— Begin Given records —

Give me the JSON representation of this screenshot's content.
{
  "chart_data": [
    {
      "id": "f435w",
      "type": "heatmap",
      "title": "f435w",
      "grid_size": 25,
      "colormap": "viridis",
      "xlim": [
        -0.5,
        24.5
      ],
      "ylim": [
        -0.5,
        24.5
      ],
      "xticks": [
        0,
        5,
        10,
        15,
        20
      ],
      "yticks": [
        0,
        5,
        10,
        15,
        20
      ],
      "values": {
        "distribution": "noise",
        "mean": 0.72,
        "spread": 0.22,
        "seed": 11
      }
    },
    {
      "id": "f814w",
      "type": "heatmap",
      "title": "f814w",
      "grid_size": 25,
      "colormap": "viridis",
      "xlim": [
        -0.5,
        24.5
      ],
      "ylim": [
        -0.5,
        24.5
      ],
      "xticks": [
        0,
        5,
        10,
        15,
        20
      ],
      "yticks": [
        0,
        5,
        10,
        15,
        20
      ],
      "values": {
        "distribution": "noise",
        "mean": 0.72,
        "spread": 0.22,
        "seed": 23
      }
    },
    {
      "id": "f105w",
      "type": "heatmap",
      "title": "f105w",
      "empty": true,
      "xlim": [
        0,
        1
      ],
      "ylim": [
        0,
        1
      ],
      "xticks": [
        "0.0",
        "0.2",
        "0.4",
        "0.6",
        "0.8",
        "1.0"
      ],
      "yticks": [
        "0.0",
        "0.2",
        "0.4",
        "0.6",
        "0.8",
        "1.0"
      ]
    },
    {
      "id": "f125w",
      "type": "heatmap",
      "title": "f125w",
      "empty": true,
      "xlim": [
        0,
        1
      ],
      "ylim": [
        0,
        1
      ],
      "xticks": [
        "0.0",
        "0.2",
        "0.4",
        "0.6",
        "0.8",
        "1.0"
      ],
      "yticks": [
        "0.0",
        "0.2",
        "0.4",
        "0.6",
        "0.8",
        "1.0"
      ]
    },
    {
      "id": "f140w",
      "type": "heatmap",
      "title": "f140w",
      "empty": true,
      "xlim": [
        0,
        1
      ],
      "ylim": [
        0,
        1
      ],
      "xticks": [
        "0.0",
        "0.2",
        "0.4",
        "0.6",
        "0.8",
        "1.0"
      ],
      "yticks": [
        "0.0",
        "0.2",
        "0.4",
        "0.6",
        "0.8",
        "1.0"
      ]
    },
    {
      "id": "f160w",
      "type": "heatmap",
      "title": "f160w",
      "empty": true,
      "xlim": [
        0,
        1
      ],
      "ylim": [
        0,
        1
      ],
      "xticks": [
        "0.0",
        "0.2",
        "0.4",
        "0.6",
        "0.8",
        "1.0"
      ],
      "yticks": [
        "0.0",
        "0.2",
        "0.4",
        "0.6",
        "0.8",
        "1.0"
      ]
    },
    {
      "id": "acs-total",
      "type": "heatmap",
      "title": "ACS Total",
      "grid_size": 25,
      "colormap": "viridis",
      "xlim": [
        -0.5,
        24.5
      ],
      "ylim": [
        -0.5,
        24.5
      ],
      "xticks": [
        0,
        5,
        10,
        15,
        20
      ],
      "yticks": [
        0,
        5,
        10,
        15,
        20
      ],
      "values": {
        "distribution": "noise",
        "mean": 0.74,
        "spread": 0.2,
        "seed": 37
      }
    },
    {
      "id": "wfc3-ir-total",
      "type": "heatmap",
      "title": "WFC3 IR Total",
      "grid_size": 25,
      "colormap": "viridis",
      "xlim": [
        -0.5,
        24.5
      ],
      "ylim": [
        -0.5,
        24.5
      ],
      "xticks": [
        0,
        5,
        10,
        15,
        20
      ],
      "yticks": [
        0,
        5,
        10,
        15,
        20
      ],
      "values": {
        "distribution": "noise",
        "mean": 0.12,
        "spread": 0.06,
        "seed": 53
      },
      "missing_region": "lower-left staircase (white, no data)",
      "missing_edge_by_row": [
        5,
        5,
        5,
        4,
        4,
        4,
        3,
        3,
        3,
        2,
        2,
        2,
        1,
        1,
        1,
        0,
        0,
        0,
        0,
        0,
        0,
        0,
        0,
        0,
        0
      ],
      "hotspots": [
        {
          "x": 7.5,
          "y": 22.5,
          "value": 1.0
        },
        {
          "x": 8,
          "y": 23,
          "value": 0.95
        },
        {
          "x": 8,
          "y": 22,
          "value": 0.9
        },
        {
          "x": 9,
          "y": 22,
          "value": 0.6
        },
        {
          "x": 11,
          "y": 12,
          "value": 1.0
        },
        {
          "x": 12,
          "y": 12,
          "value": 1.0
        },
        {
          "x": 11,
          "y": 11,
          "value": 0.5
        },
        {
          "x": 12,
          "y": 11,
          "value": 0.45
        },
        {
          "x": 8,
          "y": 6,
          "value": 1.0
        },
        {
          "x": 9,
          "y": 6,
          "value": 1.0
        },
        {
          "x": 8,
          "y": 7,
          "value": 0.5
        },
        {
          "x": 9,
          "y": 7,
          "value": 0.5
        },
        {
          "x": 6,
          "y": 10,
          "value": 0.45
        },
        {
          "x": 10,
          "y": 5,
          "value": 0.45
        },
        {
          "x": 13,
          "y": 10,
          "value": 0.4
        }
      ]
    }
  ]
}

— End Given records —

Task statement: From the listing above, reproduce all the lines exactly.

Complete output:
Give me the JSON representation of this screenshot's content.
{
  "chart_data": [
    {
      "id": "f435w",
      "type": "heatmap",
      "title": "f435w",
      "grid_size": 25,
      "colormap": "viridis",
      "xlim": [
        -0.5,
        24.5
      ],
      "ylim": [
        -0.5,
        24.5
      ],
      "xticks": [
        0,
        5,
        10,
        15,
        20
      ],
      "yticks": [
        0,
        5,
        10,
        15,
        20
      ],
      "values": {
        "distribution": "noise",
        "mean": 0.72,
        "spread": 0.22,
        "seed": 11
      }
    },
    {
      "id": "f814w",
      "type": "heatmap",
      "title": "f814w",
      "grid_size": 25,
      "colormap": "viridis",
      "xlim": [
        -0.5,
        24.5
      ],
      "ylim": [
        -0.5,
        24.5
      ],
      "xticks": [
        0,
        5,
        10,
        15,
        20
      ],
      "yticks": [
        0,
        5,
        10,
        15,
        20
      ],
      "values": {
        "distribution": "noise",
        "mean": 0.72,
        "spread": 0.22,
        "seed": 23
      }
    },
    {
      "id": "f105w",
      "type": "heatmap",
      "title": "f105w",
      "empty": true,
      "xlim": [
        0,
        1
      ],
      "ylim": [
        0,
        1
      ],
      "xticks": [
        "0.0",
        "0.2",
        "0.4",
        "0.6",
        "0.8",
        "1.0"
      ],
      "yticks": [
        "0.0",
        "0.2",
        "0.4",
        "0.6",
        "0.8",
        "1.0"
      ]
    },
    {
      "id": "f125w",
      "type": "heatmap",
      "title": "f125w",
      "empty": true,
      "xlim": [
        0,
        1
      ],
      "ylim": [
        0,
        1
      ],
      "xticks": [
        "0.0",
        "0.2",
        "0.4",
        "0.6",
        "0.8",
        "1.0"
      ],
      "yticks": [
        "0.0",
        "0.2",
        "0.4",
        "0.6",
        "0.8",
        "1.0"
      ]
    },
    {
      "id": "f140w",
      "type": "heatmap",
      "title": "f140w",
      "empty": true,
      "xlim": [
        0,
        1
      ],
      "ylim": [
        0,
        1
      ],
      "xticks": [
        "0.0",
        "0.2",
        "0.4",
        "0.6",
        "0.8",
        "1.0"
      ],
      "yticks": [
        "0.0",
        "0.2",
        "0.4",
        "0.6",
        "0.8",
        "1.0"
      ]
    },
    {
      "id": "f160w",
      "type": "heatmap",
      "title": "f160w",
      "empty": true,
      "xlim": [
        0,
        1
      ],
      "ylim": [
        0,
        1
      ],
      "xticks": [
        "0.0",
        "0.2",
        "0.4",
        "0.6",
        "0.8",
        "1.0"
      ],
      "yticks": [
        "0.0",
        "0.2",
        "0.4",
        "0.6",
        "0.8",
        "1.0"
      ]
    },
    {
      "id": "acs-total",
      "type": "heatmap",
      "title": "ACS Total",
      "grid_size": 25,
      "colormap": "viridis",
      "xlim": [
        -0.5,
        24.5
      ],
      "ylim": [
        -0.5,
        24.5
      ],
      "xticks": [
        0,
        5,
        10,
        15,
        20
      ],
      "yticks": [
        0,
        5,
        10,
        15,
        20
      ],
      "values": {
        "distribution": "noise",
        "mean": 0.74,
        "spread": 0.2,
        "seed": 37
      }
    },
    {
      "id": "wfc3-ir-total",
      "type": "heatmap",
      "title": "WFC3 IR Total",
      "grid_size": 25,
      "colormap": "viridis",
      "xlim": [
        -0.5,
        24.5
      ],
      "ylim": [
        -0.5,
        24.5
      ],
      "xticks": [
        0,
        5,
        10,
        15,
        20
      ],
      "yticks": [
        0,
        5,
        10,
        15,
        20
      ],
      "values": {
        "distribution": "noise",
        "mean": 0.12,
        "spread": 0.06,
        "seed": 53
      },
      "missing_region": "lower-left staircase (white, no data)",
      "missing_edge_by_row": [
        5,
        5,
        5,
        4,
        4,
        4,
        3,
        3,
        3,
        2,
        2,
        2,
        1,
        1,
        1,
        0,
        0,
        0,
        0,
        0,
        0,
        0,
        0,
        0,
        0
      ],
      "hotspots": [
        {
          "x": 7.5,
          "y": 22.5,
          "value": 1.0
        },
        {
          "x": 8,
          "y": 23,
          "value": 0.95
        },
        {
          "x": 8,
          "y": 22,
          "value": 0.9
        },
        {
          "x": 9,
          "y": 22,
          "value": 0.6
        },
        {
          "x": 11,
          "y": 12,
          "value": 1.0
        },
        {
          "x": 12,
          "y": 12,
          "value": 1.0
        },
        {
          "x": 11,
          "y": 11,
          "value": 0.5
        },
        {
          "x": 12,
          "y": 11,
          "value": 0.45
        },
        {
          "x": 8,
          "y": 6,
          "value": 1.0
        },
        {
          "x": 9,
          "y": 6,
          "value": 1.0
        },
        {
          "x": 8,
          "y": 7,
          "value": 0.5
        },
        {
          "x": 9,
          "y": 7,
          "value": 0.5
        },
        {
          "x": 6,
          "y": 10,
          "value": 0.45
        },
        {
          "x": 10,
          "y": 5,
          "value": 0.45
        },
        {
          "x": 13,
          "y": 10,
          "value": 0.4
        }
      ]
    }
  ]
}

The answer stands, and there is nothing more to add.